_SHORT TASK_.
Copy out the lines that have "title" in them.

_RECORDS TO USE_.
- - - - - - -
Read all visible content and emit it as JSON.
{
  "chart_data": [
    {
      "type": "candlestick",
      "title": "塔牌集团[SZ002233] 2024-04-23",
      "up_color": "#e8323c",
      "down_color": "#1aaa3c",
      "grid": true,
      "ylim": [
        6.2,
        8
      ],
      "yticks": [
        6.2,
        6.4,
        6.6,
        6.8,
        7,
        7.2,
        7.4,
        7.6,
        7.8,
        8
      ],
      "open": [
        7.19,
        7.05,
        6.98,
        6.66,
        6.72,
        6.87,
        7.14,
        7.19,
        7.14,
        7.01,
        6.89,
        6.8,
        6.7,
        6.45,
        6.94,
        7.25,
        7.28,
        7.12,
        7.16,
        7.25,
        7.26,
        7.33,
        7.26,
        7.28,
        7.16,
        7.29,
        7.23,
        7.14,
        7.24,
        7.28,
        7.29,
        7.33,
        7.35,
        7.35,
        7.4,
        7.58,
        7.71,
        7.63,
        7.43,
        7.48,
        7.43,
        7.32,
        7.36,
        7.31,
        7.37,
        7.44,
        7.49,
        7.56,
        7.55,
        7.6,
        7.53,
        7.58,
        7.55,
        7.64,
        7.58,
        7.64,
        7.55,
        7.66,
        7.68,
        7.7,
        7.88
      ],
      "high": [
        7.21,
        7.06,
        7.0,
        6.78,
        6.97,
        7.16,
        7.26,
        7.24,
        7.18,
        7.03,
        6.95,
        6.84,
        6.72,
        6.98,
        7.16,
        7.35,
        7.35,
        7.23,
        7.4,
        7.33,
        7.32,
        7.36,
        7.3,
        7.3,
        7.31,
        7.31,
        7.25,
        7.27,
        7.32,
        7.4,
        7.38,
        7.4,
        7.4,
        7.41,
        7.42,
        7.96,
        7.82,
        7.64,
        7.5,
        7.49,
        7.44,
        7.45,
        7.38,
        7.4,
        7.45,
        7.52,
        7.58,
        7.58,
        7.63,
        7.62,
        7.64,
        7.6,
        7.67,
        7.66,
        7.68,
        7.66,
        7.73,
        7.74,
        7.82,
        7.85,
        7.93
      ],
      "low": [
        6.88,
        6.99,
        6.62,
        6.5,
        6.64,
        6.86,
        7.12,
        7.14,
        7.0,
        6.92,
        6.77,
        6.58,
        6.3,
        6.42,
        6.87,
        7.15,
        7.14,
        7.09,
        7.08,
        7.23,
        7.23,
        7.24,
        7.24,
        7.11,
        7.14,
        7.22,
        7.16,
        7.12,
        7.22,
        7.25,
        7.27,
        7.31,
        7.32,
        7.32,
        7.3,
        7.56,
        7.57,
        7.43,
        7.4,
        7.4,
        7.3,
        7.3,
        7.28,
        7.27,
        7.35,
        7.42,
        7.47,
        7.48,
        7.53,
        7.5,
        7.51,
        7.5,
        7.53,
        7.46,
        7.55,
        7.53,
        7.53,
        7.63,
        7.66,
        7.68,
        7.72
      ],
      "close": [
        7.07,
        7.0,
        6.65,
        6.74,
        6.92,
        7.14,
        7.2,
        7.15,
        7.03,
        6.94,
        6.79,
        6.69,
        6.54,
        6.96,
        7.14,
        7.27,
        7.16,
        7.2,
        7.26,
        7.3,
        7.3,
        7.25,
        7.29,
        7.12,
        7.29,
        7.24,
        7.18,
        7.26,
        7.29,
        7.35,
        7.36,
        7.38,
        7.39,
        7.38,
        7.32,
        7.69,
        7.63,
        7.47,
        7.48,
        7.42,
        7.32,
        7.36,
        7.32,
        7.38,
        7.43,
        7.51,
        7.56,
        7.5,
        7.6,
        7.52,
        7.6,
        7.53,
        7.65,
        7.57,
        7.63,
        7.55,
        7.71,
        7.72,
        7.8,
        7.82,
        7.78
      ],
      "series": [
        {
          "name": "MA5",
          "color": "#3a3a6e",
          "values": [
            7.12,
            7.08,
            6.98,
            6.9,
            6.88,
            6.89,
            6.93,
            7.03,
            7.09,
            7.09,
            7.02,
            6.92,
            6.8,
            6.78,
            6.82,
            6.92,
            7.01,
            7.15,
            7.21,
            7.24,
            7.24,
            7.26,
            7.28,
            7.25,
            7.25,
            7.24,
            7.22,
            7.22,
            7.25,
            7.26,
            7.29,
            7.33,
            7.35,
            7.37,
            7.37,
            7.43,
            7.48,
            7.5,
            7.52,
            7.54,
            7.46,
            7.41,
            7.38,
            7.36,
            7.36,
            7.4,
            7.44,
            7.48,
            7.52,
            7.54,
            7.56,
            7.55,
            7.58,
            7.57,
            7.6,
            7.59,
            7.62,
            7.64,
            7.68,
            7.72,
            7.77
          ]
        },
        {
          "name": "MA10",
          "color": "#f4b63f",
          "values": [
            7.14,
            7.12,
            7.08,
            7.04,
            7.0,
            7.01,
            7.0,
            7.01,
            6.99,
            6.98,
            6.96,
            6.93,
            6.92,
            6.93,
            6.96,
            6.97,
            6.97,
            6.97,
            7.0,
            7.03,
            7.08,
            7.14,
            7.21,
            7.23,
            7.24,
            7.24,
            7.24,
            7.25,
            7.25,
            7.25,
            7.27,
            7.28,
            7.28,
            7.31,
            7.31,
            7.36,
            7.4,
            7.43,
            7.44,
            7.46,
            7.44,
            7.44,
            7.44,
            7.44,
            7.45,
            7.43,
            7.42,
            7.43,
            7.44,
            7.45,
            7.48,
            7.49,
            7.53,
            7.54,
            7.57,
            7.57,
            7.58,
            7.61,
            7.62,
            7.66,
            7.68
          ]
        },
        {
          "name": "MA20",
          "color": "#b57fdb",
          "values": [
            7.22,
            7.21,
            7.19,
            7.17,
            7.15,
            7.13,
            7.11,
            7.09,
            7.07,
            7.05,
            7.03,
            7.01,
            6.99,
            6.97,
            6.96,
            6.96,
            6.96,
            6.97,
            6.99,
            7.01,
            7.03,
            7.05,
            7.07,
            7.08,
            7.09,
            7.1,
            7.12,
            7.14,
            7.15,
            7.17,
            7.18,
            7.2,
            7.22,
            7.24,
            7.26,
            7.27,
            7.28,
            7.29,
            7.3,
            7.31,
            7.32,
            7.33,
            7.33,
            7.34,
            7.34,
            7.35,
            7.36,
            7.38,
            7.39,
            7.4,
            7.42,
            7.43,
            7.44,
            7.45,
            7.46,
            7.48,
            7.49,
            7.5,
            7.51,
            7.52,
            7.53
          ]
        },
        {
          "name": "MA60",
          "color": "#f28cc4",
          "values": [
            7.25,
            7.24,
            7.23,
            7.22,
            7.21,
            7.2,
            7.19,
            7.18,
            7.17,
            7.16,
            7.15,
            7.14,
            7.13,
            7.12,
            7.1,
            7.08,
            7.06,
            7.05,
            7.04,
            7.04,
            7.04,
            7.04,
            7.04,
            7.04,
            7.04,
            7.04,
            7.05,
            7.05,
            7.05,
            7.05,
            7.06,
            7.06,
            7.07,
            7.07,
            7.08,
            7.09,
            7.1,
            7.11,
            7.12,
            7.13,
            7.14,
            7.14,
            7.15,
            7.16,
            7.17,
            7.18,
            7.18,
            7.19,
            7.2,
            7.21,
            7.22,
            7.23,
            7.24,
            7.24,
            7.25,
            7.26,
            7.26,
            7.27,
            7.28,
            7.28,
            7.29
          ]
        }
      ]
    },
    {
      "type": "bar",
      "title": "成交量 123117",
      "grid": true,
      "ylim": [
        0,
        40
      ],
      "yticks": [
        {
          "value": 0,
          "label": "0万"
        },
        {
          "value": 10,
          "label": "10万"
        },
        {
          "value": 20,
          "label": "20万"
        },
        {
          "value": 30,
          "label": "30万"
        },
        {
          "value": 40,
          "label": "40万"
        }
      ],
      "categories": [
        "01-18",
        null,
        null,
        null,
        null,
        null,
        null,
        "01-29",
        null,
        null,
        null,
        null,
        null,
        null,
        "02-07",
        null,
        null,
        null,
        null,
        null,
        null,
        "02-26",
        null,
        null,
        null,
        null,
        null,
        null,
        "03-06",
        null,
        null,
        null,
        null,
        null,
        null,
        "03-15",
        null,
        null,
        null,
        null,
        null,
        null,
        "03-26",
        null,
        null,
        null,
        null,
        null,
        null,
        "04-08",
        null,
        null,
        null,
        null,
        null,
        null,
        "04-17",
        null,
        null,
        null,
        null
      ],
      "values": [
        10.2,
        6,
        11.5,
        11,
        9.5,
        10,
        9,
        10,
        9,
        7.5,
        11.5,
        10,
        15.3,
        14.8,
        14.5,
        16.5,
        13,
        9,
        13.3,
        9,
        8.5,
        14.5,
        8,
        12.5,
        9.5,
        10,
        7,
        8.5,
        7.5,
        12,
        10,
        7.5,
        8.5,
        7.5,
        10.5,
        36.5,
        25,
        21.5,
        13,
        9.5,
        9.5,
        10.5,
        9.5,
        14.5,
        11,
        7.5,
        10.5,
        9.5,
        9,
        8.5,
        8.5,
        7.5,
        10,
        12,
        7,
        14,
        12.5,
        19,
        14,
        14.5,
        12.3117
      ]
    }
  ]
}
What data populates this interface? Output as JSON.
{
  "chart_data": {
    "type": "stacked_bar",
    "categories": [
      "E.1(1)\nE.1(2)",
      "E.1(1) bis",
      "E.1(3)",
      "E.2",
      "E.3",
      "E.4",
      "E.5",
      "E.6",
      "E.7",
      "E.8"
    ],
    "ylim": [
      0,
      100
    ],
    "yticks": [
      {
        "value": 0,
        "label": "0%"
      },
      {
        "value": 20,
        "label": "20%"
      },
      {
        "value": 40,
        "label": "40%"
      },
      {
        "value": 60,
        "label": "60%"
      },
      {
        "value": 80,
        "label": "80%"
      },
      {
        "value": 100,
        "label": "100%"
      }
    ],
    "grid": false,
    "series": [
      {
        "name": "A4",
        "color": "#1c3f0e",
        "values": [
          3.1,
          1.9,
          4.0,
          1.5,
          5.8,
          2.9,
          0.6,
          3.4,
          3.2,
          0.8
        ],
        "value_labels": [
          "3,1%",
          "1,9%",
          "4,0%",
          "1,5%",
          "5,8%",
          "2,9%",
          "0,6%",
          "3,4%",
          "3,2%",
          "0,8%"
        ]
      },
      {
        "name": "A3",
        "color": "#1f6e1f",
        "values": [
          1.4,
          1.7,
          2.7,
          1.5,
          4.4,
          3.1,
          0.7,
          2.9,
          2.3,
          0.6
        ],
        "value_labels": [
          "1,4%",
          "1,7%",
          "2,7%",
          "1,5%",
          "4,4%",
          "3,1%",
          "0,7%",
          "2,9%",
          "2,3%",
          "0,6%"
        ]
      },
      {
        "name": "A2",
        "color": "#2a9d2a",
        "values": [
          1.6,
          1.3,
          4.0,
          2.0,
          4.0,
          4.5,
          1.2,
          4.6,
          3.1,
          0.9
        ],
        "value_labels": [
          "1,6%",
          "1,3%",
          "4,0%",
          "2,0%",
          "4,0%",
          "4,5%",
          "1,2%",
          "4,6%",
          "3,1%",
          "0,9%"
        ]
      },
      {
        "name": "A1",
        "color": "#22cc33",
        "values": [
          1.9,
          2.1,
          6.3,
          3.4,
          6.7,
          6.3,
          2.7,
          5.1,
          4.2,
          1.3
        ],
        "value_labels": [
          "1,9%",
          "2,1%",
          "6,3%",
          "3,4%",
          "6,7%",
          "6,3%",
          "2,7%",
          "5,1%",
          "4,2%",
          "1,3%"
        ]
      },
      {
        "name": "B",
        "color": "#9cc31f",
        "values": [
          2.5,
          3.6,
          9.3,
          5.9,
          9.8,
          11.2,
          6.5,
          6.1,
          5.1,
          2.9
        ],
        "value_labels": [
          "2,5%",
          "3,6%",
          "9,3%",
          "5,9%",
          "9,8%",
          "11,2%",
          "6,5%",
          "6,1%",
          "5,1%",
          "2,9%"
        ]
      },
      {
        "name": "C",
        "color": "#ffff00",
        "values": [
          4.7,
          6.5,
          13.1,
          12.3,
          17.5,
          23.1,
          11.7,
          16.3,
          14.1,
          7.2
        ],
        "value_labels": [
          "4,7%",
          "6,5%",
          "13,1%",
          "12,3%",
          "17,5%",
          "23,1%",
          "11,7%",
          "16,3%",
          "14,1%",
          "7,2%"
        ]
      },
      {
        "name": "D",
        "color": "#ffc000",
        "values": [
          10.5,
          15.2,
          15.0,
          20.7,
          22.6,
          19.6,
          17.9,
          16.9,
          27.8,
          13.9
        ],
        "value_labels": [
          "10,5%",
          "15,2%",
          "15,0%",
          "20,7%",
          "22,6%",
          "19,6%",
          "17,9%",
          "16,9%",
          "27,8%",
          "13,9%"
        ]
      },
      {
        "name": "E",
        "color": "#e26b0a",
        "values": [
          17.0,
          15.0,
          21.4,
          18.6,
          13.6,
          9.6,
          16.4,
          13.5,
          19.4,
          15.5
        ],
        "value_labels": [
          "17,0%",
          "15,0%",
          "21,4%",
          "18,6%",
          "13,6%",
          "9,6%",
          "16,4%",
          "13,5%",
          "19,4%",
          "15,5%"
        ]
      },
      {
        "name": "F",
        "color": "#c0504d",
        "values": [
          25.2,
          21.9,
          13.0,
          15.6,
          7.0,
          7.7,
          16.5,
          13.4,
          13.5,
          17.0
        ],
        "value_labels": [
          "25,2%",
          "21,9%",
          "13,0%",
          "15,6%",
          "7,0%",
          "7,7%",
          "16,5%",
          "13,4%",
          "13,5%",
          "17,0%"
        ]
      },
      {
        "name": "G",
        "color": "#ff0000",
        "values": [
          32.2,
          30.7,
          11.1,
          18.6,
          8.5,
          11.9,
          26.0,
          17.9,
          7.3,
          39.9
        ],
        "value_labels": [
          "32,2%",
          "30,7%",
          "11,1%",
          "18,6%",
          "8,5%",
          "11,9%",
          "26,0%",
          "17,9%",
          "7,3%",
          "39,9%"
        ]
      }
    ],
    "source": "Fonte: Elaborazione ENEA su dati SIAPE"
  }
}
- - - - - - -
_RESULT OF THIS EXERCISE_.
      "title": "塔牌集团[SZ002233] 2024-04-23",
      "title": "成交量 123117",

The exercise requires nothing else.